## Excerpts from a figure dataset
— BEGIN —

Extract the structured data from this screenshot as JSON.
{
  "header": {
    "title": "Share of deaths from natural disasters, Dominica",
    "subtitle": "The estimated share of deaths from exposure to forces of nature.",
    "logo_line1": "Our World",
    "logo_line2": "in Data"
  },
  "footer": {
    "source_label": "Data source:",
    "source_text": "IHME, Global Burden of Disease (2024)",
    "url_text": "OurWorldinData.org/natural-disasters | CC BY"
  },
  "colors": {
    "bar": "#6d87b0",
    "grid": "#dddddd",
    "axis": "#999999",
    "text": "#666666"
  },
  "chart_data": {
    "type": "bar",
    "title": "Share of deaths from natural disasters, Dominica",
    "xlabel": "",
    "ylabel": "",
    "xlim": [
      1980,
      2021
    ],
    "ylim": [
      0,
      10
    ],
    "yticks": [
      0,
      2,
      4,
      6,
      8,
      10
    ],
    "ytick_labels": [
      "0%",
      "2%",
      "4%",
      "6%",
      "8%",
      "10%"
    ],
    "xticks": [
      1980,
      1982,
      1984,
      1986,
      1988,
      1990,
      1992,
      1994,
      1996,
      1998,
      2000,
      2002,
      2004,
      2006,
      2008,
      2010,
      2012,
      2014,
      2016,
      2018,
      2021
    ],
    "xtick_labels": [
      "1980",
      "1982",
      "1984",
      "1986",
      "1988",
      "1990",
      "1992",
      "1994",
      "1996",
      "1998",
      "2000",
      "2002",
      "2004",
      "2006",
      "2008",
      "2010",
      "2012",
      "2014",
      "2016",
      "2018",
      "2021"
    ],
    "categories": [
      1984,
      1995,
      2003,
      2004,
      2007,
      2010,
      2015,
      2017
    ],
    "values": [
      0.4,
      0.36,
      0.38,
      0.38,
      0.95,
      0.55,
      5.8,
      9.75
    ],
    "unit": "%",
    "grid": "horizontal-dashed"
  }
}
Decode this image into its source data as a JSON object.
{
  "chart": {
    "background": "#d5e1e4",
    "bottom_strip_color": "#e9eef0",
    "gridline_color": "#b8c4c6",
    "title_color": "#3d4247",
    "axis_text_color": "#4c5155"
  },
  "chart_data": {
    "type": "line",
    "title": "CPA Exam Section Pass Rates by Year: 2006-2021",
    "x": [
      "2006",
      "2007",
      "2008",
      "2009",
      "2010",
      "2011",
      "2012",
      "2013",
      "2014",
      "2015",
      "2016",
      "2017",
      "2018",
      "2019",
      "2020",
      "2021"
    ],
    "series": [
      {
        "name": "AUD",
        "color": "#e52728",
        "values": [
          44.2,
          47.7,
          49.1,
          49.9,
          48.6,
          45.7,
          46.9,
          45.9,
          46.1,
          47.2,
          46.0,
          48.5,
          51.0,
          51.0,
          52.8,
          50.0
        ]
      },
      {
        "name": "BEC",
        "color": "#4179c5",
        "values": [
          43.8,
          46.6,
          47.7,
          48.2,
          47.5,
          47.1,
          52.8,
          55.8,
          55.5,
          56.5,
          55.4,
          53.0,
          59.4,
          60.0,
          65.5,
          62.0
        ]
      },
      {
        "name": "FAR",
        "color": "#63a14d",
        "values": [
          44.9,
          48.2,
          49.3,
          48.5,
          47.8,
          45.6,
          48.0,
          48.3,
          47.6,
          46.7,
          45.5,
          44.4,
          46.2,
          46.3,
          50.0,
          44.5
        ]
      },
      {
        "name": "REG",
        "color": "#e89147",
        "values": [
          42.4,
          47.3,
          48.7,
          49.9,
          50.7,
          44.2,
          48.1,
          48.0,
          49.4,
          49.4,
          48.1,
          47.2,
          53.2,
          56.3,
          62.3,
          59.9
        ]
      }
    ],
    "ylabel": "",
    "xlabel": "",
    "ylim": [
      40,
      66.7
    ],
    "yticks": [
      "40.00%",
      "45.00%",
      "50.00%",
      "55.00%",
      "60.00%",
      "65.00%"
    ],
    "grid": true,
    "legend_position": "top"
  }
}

— END —

## AIM OF THE TASK
Transcribe every entry exactly, omitting nothing.

## RESPONSE TO THIS TASK
Extract the structured data from this screenshot as JSON.
{
  "header": {
    "title": "Share of deaths from natural disasters, Dominica",
    "subtitle": "The estimated share of deaths from exposure to forces of nature.",
    "logo_line1": "Our World",
    "logo_line2": "in Data"
  },
  "footer": {
    "source_label": "Data source:",
    "source_text": "IHME, Global Burden of Disease (2024)",
    "url_text": "OurWorldinData.org/natural-disasters | CC BY"
  },
  "colors": {
    "bar": "#6d87b0",
    "grid": "#dddddd",
    "axis": "#999999",
    "text": "#666666"
  },
  "chart_data": {
    "type": "bar",
    "title": "Share of deaths from natural disasters, Dominica",
    "xlabel": "",
    "ylabel": "",
    "xlim": [
      1980,
      2021
    ],
    "ylim": [
      0,
      10
    ],
    "yticks": [
      0,
      2,
      4,
      6,
      8,
      10
    ],
    "ytick_labels": [
      "0%",
      "2%",
      "4%",
      "6%",
      "8%",
      "10%"
    ],
    "xticks": [
      1980,
      1982,
      1984,
      1986,
      1988,
      1990,
      1992,
      1994,
      1996,
      1998,
      2000,
      2002,
      2004,
      2006,
      2008,
      2010,
      2012,
      2014,
      2016,
      2018,
      2021
    ],
    "xtick_labels": [
      "1980",
      "1982",
      "1984",
      "1986",
      "1988",
      "1990",
      "1992",
      "1994",
      "1996",
      "1998",
      "2000",
      "2002",
      "2004",
      "2006",
      "2008",
      "2010",
      "2012",
      "2014",
      "2016",
      "2018",
      "2021"
    ],
    "categories": [
      1984,
      1995,
      2003,
      2004,
      2007,
      2010,
      2015,
      2017
    ],
    "values": [
      0.4,
      0.36,
      0.38,
      0.38,
      0.95,
      0.55,
      5.8,
      9.75
    ],
    "unit": "%",
    "grid": "horizontal-dashed"
  }
}
Decode this image into its source data as a JSON object.
{
  "chart": {
    "background": "#d5e1e4",
    "bottom_strip_color": "#e9eef0",
    "gridline_color": "#b8c4c6",
    "title_color": "#3d4247",
    "axis_text_color": "#4c5155"
  },
  "chart_data": {
    "type": "line",
    "title": "CPA Exam Section Pass Rates by Year: 2006-2021",
    "x": [
      "2006",
      "2007",
      "2008",
      "2009",
      "2010",
      "2011",
      "2012",
      "2013",
      "2014",
      "2015",
      "2016",
      "2017",
      "2018",
      "2019",
      "2020",
      "2021"
    ],
    "series": [
      {
        "name": "AUD",
        "color": "#e52728",
        "values": [
          44.2,
          47.7,
          49.1,
          49.9,
          48.6,
          45.7,
          46.9,
          45.9,
          46.1,
          47.2,
          46.0,
          48.5,
          51.0,
          51.0,
          52.8,
          50.0
        ]
      },
      {
        "name": "BEC",
        "color": "#4179c5",
        "values": [
          43.8,
          46.6,
          47.7,
          48.2,
          47.5,
          47.1,
          52.8,
          55.8,
          55.5,
          56.5,
          55.4,
          53.0,
          59.4,
          60.0,
          65.5,
          62.0
        ]
      },
      {
        "name": "FAR",
        "color": "#63a14d",
        "values": [
          44.9,
          48.2,
          49.3,
          48.5,
          47.8,
          45.6,
          48.0,
          48.3,
          47.6,
          46.7,
          45.5,
          44.4,
          46.2,
          46.3,
          50.0,
          44.5
        ]
      },
      {
        "name": "REG",
        "color": "#e89147",
        "values": [
          42.4,
          47.3,
          48.7,
          49.9,
          50.7,
          44.2,
          48.1,
          48.0,
          49.4,
          49.4,
          48.1,
          47.2,
          53.2,
          56.3,
          62.3,
          59.9
        ]
      }
    ],
    "ylabel": "",
    "xlabel": "",
    "ylim": [
      40,
      66.7
    ],
    "yticks": [
      "40.00%",
      "45.00%",
      "50.00%",
      "55.00%",
      "60.00%",
      "65.00%"
    ],
    "grid": true,
    "legend_position": "top"
  }
}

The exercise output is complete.